• _Required task_: Every record here should be printed again exactly.

+-------+

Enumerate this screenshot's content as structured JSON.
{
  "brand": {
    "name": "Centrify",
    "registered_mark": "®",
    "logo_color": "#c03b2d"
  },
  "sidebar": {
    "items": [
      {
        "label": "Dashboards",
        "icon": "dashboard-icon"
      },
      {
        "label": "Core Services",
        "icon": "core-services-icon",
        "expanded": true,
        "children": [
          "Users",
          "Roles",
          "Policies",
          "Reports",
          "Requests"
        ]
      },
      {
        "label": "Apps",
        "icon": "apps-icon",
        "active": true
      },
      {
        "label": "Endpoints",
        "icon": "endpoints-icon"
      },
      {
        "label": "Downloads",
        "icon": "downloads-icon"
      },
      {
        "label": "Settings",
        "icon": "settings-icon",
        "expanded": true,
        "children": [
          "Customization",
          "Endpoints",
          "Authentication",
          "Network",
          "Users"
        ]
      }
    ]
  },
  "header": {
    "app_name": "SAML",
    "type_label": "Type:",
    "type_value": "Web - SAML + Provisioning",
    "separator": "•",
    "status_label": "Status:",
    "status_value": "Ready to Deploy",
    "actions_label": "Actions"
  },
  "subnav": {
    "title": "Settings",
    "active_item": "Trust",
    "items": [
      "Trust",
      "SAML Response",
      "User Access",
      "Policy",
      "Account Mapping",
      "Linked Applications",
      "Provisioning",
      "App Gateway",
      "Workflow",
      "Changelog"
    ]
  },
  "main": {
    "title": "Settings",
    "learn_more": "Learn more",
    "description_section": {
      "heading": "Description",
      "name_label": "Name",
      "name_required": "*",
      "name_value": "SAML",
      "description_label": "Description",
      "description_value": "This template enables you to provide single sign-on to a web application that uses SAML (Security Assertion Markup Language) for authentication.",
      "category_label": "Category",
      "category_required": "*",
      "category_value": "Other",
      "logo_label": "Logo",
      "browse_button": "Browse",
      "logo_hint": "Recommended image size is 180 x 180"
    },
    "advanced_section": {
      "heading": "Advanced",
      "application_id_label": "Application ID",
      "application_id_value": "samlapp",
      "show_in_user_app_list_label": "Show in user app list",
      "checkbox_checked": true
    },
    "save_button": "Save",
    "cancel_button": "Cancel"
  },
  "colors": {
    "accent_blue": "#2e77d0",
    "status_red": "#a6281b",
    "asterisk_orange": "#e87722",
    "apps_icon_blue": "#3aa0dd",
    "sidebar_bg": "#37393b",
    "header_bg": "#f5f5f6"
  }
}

+-------+

• _Correct result_:
Enumerate this screenshot's content as structured JSON.
{
  "brand": {
    "name": "Centrify",
    "registered_mark": "®",
    "logo_color": "#c03b2d"
  },
  "sidebar": {
    "items": [
      {
        "label": "Dashboards",
        "icon": "dashboard-icon"
      },
      {
        "label": "Core Services",
        "icon": "core-services-icon",
        "expanded": true,
        "children": [
          "Users",
          "Roles",
          "Policies",
          "Reports",
          "Requests"
        ]
      },
      {
        "label": "Apps",
        "icon": "apps-icon",
        "active": true
      },
      {
        "label": "Endpoints",
        "icon": "endpoints-icon"
      },
      {
        "label": "Downloads",
        "icon": "downloads-icon"
      },
      {
        "label": "Settings",
        "icon": "settings-icon",
        "expanded": true,
        "children": [
          "Customization",
          "Endpoints",
          "Authentication",
          "Network",
          "Users"
        ]
      }
    ]
  },
  "header": {
    "app_name": "SAML",
    "type_label": "Type:",
    "type_value": "Web - SAML + Provisioning",
    "separator": "•",
    "status_label": "Status:",
    "status_value": "Ready to Deploy",
    "actions_label": "Actions"
  },
  "subnav": {
    "title": "Settings",
    "active_item": "Trust",
    "items": [
      "Trust",
      "SAML Response",
      "User Access",
      "Policy",
      "Account Mapping",
      "Linked Applications",
      "Provisioning",
      "App Gateway",
      "Workflow",
      "Changelog"
    ]
  },
  "main": {
    "title": "Settings",
    "learn_more": "Learn more",
    "description_section": {
      "heading": "Description",
      "name_label": "Name",
      "name_required": "*",
      "name_value": "SAML",
      "description_label": "Description",
      "description_value": "This template enables you to provide single sign-on to a web application that uses SAML (Security Assertion Markup Language) for authentication.",
      "category_label": "Category",
      "category_required": "*",
      "category_value": "Other",
      "logo_label": "Logo",
      "browse_button": "Browse",
      "logo_hint": "Recommended image size is 180 x 180"
    },
    "advanced_section": {
      "heading": "Advanced",
      "application_id_label": "Application ID",
      "application_id_value": "samlapp",
      "show_in_user_app_list_label": "Show in user app list",
      "checkbox_checked": true
    },
    "save_button": "Save",
    "cancel_button": "Cancel"
  },
  "colors": {
    "accent_blue": "#2e77d0",
    "status_red": "#a6281b",
    "asterisk_orange": "#e87722",
    "apps_icon_blue": "#3aa0dd",
    "sidebar_bg": "#37393b",
    "header_bg": "#f5f5f6"
  }
}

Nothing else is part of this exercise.